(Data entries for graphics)
BEGIN
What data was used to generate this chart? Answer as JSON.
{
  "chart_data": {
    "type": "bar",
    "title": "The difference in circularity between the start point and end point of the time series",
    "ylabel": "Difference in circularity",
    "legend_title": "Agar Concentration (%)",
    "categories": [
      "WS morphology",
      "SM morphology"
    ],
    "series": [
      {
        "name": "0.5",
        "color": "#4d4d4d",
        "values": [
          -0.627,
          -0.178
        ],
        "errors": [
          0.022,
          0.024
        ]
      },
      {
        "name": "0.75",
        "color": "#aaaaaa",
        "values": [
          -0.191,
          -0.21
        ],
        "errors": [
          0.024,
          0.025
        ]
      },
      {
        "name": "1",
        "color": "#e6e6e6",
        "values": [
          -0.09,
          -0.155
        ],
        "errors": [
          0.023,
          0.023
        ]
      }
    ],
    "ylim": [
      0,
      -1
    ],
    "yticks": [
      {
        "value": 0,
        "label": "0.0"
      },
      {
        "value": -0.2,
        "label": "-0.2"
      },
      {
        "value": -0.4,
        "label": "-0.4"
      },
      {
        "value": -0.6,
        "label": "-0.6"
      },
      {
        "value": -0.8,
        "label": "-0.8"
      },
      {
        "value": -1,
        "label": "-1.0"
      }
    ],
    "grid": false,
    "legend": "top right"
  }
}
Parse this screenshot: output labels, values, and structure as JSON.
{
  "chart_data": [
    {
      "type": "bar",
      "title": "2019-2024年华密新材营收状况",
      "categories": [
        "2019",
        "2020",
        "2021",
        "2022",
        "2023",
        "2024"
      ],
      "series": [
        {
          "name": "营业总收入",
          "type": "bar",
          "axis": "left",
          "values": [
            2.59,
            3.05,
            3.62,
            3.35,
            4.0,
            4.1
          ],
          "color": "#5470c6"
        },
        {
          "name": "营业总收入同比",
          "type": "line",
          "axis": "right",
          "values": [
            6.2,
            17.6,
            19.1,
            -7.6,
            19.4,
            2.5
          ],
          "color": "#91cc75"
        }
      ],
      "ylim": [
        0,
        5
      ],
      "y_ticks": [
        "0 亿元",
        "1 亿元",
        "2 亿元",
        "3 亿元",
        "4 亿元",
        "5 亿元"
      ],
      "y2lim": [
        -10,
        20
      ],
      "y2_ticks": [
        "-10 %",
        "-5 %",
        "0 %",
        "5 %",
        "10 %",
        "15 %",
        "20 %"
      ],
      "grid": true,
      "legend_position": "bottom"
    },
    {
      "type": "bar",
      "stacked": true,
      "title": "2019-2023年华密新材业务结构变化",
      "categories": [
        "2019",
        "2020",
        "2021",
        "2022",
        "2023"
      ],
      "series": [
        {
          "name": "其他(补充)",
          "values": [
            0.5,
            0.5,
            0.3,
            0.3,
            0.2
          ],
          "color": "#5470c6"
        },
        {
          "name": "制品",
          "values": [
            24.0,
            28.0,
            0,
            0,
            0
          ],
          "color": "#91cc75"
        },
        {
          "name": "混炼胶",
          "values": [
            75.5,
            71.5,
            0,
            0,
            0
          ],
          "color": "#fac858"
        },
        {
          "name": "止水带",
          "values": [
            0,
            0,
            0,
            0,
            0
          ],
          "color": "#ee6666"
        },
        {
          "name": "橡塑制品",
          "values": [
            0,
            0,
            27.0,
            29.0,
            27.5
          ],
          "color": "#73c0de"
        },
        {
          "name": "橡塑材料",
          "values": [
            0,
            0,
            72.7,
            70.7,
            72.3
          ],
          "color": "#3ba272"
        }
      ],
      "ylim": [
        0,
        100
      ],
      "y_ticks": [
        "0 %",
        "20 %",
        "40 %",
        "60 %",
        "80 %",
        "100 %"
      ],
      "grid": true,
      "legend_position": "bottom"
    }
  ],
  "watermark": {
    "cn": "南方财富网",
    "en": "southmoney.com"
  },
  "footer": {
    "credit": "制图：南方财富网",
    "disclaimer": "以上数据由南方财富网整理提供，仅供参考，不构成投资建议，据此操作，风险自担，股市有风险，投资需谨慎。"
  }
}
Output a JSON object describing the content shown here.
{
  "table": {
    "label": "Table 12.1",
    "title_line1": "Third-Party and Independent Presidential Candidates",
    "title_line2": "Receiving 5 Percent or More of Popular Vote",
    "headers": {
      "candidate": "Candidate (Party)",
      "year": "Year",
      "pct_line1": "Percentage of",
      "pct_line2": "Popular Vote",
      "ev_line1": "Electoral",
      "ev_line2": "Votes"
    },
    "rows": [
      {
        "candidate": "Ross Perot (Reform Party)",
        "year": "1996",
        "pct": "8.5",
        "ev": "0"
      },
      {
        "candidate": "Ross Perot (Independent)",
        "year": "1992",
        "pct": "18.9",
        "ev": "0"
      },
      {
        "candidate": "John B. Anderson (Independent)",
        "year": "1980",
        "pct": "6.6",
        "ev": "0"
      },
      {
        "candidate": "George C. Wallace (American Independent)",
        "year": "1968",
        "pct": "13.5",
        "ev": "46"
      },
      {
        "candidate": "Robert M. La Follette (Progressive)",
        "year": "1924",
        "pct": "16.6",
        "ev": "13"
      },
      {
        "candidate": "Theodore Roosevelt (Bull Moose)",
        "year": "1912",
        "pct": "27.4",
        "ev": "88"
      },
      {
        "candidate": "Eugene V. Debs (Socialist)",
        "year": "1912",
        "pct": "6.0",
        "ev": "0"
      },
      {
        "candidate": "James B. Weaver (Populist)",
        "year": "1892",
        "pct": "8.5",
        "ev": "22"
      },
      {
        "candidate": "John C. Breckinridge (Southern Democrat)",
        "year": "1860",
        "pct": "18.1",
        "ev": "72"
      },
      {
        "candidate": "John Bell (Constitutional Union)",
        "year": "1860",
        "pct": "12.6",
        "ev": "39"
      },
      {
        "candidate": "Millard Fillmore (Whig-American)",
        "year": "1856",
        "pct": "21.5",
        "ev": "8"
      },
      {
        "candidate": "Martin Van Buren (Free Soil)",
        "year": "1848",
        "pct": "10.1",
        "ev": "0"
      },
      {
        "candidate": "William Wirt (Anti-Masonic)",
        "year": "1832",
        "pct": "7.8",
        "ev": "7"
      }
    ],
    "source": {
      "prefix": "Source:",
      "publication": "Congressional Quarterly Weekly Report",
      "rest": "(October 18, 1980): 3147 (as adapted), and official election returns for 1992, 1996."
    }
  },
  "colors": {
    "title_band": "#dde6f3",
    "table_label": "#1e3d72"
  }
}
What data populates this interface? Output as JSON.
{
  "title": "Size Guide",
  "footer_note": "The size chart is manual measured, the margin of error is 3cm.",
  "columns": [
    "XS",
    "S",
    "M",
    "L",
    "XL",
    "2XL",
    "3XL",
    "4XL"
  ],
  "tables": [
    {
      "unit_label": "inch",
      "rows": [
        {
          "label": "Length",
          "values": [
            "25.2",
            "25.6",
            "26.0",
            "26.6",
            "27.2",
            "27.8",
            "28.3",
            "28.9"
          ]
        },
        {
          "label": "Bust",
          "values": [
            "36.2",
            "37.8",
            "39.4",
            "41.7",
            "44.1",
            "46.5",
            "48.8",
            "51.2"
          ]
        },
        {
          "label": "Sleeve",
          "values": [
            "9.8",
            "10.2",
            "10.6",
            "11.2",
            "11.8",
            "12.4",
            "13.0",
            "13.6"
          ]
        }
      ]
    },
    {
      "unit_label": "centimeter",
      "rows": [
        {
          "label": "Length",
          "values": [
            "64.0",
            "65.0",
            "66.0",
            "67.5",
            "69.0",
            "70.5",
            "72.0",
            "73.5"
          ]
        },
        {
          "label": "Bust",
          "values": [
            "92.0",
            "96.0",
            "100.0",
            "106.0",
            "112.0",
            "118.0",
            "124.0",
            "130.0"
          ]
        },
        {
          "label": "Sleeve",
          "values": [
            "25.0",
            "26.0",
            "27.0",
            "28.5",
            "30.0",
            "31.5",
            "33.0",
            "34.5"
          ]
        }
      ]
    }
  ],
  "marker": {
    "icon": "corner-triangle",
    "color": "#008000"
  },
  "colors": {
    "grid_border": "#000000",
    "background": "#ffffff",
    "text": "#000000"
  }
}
END
## Exercise goal:
Return all lines of the material above in which the word "Party" occurs.

## Answer:
    "title_line1": "Third-Party and Independent Presidential Candidates",
      "candidate": "Candidate (Party)",
        "candidate": "Ross Perot (Reform Party)",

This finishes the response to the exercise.